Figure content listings
____________
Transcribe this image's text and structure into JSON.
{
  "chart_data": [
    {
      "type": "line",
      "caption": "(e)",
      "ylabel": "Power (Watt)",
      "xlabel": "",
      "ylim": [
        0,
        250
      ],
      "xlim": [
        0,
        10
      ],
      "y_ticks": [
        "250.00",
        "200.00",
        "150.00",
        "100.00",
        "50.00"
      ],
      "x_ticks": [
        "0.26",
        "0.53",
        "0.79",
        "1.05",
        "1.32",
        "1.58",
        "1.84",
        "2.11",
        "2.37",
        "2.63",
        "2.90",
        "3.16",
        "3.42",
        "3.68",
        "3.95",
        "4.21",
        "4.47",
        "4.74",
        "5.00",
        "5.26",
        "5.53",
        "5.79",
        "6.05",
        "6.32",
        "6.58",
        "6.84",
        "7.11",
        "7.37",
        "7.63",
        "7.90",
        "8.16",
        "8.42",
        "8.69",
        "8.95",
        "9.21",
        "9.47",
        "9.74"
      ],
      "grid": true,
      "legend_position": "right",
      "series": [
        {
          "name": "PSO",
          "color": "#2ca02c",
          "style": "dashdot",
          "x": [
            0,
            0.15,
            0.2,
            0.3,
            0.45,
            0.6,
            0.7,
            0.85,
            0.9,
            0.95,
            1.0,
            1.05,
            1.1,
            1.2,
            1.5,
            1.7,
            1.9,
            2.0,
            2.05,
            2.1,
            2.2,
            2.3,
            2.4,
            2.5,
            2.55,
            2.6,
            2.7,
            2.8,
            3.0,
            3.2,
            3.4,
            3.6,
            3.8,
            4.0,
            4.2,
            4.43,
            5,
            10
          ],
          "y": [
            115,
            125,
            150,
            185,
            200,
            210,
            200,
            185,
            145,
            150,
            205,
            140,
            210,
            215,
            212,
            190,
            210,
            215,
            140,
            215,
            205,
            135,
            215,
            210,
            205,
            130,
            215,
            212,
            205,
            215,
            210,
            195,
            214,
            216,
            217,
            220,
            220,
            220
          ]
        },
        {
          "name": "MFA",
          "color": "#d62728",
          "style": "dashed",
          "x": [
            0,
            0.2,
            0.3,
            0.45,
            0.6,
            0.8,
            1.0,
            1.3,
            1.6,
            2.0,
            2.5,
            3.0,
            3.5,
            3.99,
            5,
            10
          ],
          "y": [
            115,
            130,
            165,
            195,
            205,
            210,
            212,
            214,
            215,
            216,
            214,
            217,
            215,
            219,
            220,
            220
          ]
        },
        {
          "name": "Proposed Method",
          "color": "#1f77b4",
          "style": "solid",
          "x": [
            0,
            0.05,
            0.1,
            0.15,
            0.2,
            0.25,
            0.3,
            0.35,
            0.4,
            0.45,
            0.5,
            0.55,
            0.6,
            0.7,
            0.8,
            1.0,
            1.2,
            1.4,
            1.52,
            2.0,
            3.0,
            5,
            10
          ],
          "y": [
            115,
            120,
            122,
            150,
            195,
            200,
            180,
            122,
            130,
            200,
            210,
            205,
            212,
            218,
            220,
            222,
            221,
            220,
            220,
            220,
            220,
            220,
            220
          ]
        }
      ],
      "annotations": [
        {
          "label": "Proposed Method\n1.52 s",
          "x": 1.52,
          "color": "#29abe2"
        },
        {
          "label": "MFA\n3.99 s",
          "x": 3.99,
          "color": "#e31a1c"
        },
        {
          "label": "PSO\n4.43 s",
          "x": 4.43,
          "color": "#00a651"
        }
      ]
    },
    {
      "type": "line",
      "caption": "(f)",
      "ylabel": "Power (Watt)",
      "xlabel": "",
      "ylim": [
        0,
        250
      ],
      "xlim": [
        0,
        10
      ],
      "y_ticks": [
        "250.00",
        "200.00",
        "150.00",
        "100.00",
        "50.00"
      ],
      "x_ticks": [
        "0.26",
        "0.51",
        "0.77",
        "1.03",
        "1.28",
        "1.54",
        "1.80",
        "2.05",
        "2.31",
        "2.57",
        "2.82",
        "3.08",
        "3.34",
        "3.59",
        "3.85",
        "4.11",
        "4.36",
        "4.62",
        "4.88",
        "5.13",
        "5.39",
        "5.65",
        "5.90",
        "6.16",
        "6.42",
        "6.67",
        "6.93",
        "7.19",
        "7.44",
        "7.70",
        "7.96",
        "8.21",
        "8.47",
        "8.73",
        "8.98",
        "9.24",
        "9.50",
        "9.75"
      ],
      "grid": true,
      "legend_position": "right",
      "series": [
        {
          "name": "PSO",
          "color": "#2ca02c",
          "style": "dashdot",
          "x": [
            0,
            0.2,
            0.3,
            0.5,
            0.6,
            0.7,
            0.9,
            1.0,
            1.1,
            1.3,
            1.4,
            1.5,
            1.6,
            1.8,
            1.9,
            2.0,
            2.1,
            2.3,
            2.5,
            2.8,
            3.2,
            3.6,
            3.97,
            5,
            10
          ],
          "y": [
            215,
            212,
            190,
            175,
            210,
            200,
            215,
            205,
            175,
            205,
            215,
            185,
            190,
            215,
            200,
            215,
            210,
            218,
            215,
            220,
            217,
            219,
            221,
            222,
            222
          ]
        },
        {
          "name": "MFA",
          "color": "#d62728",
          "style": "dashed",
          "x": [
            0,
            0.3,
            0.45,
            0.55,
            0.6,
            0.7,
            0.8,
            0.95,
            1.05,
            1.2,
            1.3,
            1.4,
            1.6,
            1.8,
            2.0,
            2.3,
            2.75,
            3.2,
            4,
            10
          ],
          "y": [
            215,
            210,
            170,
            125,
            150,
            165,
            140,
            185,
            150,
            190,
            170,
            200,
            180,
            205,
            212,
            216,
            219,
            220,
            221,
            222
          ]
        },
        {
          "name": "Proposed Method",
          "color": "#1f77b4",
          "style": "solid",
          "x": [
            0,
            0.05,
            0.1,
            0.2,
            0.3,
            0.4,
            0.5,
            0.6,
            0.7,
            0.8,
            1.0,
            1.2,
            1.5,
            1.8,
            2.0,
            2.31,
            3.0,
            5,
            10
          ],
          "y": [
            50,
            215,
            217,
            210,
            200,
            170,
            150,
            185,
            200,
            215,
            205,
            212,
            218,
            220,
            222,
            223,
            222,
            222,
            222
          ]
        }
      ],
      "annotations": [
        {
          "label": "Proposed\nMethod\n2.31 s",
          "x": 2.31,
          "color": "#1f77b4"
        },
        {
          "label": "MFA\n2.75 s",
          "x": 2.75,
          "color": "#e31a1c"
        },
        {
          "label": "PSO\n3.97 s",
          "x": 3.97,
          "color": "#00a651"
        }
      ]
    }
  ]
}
____________
WHAT YOU WILL DO: All of the material above needs to be retyped word for word.

REPLY TO THE TASK:
Transcribe this image's text and structure into JSON.
{
  "chart_data": [
    {
      "type": "line",
      "caption": "(e)",
      "ylabel": "Power (Watt)",
      "xlabel": "",
      "ylim": [
        0,
        250
      ],
      "xlim": [
        0,
        10
      ],
      "y_ticks": [
        "250.00",
        "200.00",
        "150.00",
        "100.00",
        "50.00"
      ],
      "x_ticks": [
        "0.26",
        "0.53",
        "0.79",
        "1.05",
        "1.32",
        "1.58",
        "1.84",
        "2.11",
        "2.37",
        "2.63",
        "2.90",
        "3.16",
        "3.42",
        "3.68",
        "3.95",
        "4.21",
        "4.47",
        "4.74",
        "5.00",
        "5.26",
        "5.53",
        "5.79",
        "6.05",
        "6.32",
        "6.58",
        "6.84",
        "7.11",
        "7.37",
        "7.63",
        "7.90",
        "8.16",
        "8.42",
        "8.69",
        "8.95",
        "9.21",
        "9.47",
        "9.74"
      ],
      "grid": true,
      "legend_position": "right",
      "series": [
        {
          "name": "PSO",
          "color": "#2ca02c",
          "style": "dashdot",
          "x": [
            0,
            0.15,
            0.2,
            0.3,
            0.45,
            0.6,
            0.7,
            0.85,
            0.9,
            0.95,
            1.0,
            1.05,
            1.1,
            1.2,
            1.5,
            1.7,
            1.9,
            2.0,
            2.05,
            2.1,
            2.2,
            2.3,
            2.4,
            2.5,
            2.55,
            2.6,
            2.7,
            2.8,
            3.0,
            3.2,
            3.4,
            3.6,
            3.8,
            4.0,
            4.2,
            4.43,
            5,
            10
          ],
          "y": [
            115,
            125,
            150,
            185,
            200,
            210,
            200,
            185,
            145,
            150,
            205,
            140,
            210,
            215,
            212,
            190,
            210,
            215,
            140,
            215,
            205,
            135,
            215,
            210,
            205,
            130,
            215,
            212,
            205,
            215,
            210,
            195,
            214,
            216,
            217,
            220,
            220,
            220
          ]
        },
        {
          "name": "MFA",
          "color": "#d62728",
          "style": "dashed",
          "x": [
            0,
            0.2,
            0.3,
            0.45,
            0.6,
            0.8,
            1.0,
            1.3,
            1.6,
            2.0,
            2.5,
            3.0,
            3.5,
            3.99,
            5,
            10
          ],
          "y": [
            115,
            130,
            165,
            195,
            205,
            210,
            212,
            214,
            215,
            216,
            214,
            217,
            215,
            219,
            220,
            220
          ]
        },
        {
          "name": "Proposed Method",
          "color": "#1f77b4",
          "style": "solid",
          "x": [
            0,
            0.05,
            0.1,
            0.15,
            0.2,
            0.25,
            0.3,
            0.35,
            0.4,
            0.45,
            0.5,
            0.55,
            0.6,
            0.7,
            0.8,
            1.0,
            1.2,
            1.4,
            1.52,
            2.0,
            3.0,
            5,
            10
          ],
          "y": [
            115,
            120,
            122,
            150,
            195,
            200,
            180,
            122,
            130,
            200,
            210,
            205,
            212,
            218,
            220,
            222,
            221,
            220,
            220,
            220,
            220,
            220,
            220
          ]
        }
      ],
      "annotations": [
        {
          "label": "Proposed Method\n1.52 s",
          "x": 1.52,
          "color": "#29abe2"
        },
        {
          "label": "MFA\n3.99 s",
          "x": 3.99,
          "color": "#e31a1c"
        },
        {
          "label": "PSO\n4.43 s",
          "x": 4.43,
          "color": "#00a651"
        }
      ]
    },
    {
      "type": "line",
      "caption": "(f)",
      "ylabel": "Power (Watt)",
      "xlabel": "",
      "ylim": [
        0,
        250
      ],
      "xlim": [
        0,
        10
      ],
      "y_ticks": [
        "250.00",
        "200.00",
        "150.00",
        "100.00",
        "50.00"
      ],
      "x_ticks": [
        "0.26",
        "0.51",
        "0.77",
        "1.03",
        "1.28",
        "1.54",
        "1.80",
        "2.05",
        "2.31",
        "2.57",
        "2.82",
        "3.08",
        "3.34",
        "3.59",
        "3.85",
        "4.11",
        "4.36",
        "4.62",
        "4.88",
        "5.13",
        "5.39",
        "5.65",
        "5.90",
        "6.16",
        "6.42",
        "6.67",
        "6.93",
        "7.19",
        "7.44",
        "7.70",
        "7.96",
        "8.21",
        "8.47",
        "8.73",
        "8.98",
        "9.24",
        "9.50",
        "9.75"
      ],
      "grid": true,
      "legend_position": "right",
      "series": [
        {
          "name": "PSO",
          "color": "#2ca02c",
          "style": "dashdot",
          "x": [
            0,
            0.2,
            0.3,
            0.5,
            0.6,
            0.7,
            0.9,
            1.0,
            1.1,
            1.3,
            1.4,
            1.5,
            1.6,
            1.8,
            1.9,
            2.0,
            2.1,
            2.3,
            2.5,
            2.8,
            3.2,
            3.6,
            3.97,
            5,
            10
          ],
          "y": [
            215,
            212,
            190,
            175,
            210,
            200,
            215,
            205,
            175,
            205,
            215,
            185,
            190,
            215,
            200,
            215,
            210,
            218,
            215,
            220,
            217,
            219,
            221,
            222,
            222
          ]
        },
        {
          "name": "MFA",
          "color": "#d62728",
          "style": "dashed",
          "x": [
            0,
            0.3,
            0.45,
            0.55,
            0.6,
            0.7,
            0.8,
            0.95,
            1.05,
            1.2,
            1.3,
            1.4,
            1.6,
            1.8,
            2.0,
            2.3,
            2.75,
            3.2,
            4,
            10
          ],
          "y": [
            215,
            210,
            170,
            125,
            150,
            165,
            140,
            185,
            150,
            190,
            170,
            200,
            180,
            205,
            212,
            216,
            219,
            220,
            221,
            222
          ]
        },
        {
          "name": "Proposed Method",
          "color": "#1f77b4",
          "style": "solid",
          "x": [
            0,
            0.05,
            0.1,
            0.2,
            0.3,
            0.4,
            0.5,
            0.6,
            0.7,
            0.8,
            1.0,
            1.2,
            1.5,
            1.8,
            2.0,
            2.31,
            3.0,
            5,
            10
          ],
          "y": [
            50,
            215,
            217,
            210,
            200,
            170,
            150,
            185,
            200,
            215,
            205,
            212,
            218,
            220,
            222,
            223,
            222,
            222,
            222
          ]
        }
      ],
      "annotations": [
        {
          "label": "Proposed\nMethod\n2.31 s",
          "x": 2.31,
          "color": "#1f77b4"
        },
        {
          "label": "MFA\n2.75 s",
          "x": 2.75,
          "color": "#e31a1c"
        },
        {
          "label": "PSO\n3.97 s",
          "x": 3.97,
          "color": "#00a651"
        }
      ]
    }
  ]
}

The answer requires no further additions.